--- START INPUT FOR THIS TASK ---

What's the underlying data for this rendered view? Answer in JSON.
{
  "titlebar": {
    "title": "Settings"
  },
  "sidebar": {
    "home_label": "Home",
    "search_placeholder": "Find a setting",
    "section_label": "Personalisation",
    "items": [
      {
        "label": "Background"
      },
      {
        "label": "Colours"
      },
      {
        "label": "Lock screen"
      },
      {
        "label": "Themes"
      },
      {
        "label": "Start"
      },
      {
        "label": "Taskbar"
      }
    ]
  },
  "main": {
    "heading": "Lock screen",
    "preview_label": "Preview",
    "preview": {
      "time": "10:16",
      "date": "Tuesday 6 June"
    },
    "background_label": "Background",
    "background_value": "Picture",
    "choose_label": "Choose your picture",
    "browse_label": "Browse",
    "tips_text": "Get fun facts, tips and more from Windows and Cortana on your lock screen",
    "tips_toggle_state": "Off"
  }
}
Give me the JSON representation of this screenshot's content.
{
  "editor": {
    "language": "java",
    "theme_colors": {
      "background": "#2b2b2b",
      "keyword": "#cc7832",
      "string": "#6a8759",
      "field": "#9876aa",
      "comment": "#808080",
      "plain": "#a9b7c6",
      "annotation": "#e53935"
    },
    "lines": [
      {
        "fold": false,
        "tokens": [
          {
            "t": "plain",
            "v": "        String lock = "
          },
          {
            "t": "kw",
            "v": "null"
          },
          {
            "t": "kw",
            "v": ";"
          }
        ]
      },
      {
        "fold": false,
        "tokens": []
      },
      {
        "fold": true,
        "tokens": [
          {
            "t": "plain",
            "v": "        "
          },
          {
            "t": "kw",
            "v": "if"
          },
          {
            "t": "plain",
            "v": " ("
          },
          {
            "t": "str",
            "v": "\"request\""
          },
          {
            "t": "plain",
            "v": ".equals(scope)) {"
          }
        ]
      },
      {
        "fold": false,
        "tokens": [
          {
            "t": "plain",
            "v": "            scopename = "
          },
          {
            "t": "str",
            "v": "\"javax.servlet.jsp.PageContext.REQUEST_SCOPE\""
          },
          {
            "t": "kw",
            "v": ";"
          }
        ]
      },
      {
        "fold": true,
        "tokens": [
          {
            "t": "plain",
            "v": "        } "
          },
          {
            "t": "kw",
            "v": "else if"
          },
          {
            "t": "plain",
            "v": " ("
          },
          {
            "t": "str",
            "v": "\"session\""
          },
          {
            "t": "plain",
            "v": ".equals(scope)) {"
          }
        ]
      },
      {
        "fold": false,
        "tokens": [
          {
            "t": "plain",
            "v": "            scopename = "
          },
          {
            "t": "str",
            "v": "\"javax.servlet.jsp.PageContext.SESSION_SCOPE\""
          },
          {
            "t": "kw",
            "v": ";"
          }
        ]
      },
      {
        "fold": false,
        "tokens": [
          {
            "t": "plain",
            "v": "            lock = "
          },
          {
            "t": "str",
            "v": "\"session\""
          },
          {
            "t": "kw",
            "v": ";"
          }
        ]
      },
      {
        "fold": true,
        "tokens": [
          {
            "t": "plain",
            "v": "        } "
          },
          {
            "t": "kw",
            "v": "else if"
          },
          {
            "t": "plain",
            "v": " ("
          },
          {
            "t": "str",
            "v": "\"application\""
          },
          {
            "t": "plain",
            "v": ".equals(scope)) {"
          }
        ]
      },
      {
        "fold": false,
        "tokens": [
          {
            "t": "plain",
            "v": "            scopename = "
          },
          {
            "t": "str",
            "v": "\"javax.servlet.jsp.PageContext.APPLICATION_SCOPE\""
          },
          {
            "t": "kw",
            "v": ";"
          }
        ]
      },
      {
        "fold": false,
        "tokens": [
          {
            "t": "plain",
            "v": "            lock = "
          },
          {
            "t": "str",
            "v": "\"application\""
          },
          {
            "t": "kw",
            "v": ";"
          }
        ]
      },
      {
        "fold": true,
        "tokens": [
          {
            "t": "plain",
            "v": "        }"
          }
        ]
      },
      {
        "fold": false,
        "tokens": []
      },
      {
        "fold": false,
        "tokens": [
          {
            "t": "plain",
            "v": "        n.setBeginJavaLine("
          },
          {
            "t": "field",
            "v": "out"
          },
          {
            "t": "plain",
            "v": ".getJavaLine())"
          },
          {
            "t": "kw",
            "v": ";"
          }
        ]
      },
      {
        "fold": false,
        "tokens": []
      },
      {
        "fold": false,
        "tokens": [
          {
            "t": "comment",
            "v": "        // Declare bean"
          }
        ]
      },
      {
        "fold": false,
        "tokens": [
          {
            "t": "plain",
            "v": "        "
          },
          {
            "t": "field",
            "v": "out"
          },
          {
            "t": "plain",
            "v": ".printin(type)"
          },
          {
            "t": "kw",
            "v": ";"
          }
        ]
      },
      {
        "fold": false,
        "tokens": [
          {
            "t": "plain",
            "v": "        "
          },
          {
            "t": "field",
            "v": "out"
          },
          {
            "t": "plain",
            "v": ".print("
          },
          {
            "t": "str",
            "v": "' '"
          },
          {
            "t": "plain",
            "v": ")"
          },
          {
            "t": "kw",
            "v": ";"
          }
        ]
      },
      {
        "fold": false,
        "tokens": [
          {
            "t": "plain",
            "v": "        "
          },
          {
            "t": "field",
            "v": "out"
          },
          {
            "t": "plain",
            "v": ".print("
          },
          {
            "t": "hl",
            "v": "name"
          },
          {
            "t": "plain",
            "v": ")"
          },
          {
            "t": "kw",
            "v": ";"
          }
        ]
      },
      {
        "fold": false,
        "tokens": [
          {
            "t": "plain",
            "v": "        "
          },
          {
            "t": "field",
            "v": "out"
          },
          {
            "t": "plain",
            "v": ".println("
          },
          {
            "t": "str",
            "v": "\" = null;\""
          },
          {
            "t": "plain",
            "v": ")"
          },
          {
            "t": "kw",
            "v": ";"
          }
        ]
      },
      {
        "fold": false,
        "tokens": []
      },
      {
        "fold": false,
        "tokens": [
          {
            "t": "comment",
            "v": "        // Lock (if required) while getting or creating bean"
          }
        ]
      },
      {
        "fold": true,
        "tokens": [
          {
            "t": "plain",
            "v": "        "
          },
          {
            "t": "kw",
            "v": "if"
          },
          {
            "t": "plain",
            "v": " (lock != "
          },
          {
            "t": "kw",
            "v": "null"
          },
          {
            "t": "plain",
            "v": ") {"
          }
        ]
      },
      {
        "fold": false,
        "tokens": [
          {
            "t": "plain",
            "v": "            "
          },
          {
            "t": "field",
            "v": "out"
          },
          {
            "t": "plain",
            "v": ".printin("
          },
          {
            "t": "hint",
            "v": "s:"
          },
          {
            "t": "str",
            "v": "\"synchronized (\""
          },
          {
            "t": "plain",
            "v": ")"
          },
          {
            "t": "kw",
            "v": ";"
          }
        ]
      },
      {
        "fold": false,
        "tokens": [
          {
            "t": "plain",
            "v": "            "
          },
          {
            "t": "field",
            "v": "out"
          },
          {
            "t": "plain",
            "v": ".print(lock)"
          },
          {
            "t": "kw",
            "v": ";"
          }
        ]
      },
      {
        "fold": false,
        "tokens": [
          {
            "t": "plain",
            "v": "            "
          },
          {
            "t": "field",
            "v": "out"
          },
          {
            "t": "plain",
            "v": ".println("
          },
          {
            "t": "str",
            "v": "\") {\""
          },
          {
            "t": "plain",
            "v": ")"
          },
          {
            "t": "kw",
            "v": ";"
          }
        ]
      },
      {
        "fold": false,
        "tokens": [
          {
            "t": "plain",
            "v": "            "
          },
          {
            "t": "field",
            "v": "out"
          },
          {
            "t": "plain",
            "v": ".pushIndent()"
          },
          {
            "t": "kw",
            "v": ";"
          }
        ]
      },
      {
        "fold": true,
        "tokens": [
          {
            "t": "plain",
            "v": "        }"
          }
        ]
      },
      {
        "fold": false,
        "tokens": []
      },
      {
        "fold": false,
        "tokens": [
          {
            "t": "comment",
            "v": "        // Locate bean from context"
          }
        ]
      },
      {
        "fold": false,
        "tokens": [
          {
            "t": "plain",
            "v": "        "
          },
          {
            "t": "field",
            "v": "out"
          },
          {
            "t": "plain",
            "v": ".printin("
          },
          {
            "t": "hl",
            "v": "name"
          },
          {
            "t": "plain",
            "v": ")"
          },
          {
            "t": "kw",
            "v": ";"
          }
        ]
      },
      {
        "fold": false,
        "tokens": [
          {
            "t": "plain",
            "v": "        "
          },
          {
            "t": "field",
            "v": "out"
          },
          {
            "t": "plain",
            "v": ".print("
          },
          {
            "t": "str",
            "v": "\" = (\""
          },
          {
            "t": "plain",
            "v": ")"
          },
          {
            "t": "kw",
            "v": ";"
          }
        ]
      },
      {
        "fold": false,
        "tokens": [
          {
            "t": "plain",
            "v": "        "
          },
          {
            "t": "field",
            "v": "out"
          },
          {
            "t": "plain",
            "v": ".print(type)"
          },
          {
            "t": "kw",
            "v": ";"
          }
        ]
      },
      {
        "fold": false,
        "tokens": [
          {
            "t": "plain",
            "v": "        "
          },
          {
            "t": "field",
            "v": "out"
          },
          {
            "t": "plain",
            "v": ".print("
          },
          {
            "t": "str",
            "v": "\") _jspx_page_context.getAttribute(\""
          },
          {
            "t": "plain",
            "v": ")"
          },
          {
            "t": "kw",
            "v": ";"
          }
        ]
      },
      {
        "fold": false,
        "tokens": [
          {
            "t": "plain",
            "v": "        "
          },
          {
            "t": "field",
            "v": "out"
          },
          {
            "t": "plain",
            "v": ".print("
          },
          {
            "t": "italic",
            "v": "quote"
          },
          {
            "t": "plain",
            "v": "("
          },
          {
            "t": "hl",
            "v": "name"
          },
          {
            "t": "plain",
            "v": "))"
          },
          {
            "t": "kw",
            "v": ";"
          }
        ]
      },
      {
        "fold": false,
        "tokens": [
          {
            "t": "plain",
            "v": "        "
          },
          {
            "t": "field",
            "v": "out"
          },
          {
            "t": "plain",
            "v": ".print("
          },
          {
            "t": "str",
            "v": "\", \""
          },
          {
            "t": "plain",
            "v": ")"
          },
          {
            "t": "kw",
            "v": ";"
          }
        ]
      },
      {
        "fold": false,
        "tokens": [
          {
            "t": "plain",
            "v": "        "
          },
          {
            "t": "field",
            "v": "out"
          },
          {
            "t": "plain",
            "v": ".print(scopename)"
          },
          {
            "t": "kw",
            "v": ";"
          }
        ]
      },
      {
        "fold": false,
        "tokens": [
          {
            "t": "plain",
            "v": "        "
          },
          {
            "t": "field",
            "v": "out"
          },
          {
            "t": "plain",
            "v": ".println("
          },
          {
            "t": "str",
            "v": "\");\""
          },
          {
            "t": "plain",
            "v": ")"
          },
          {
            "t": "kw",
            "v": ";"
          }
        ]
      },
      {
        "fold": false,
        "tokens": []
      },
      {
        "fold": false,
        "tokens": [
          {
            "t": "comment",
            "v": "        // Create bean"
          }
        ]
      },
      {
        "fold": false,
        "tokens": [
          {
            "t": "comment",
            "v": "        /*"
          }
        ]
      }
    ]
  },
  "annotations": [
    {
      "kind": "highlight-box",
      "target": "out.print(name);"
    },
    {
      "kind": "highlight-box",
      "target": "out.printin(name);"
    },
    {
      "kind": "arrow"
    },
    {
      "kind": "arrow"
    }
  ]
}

--- END INPUT FOR THIS TASK ---

TASK PROMPT:
Return all lines containing the word "your".

SOLUTION TO THIS TASK:
    "choose_label": "Choose your picture",
    "tips_text": "Get fun facts, tips and more from Windows and Cortana on your lock screen",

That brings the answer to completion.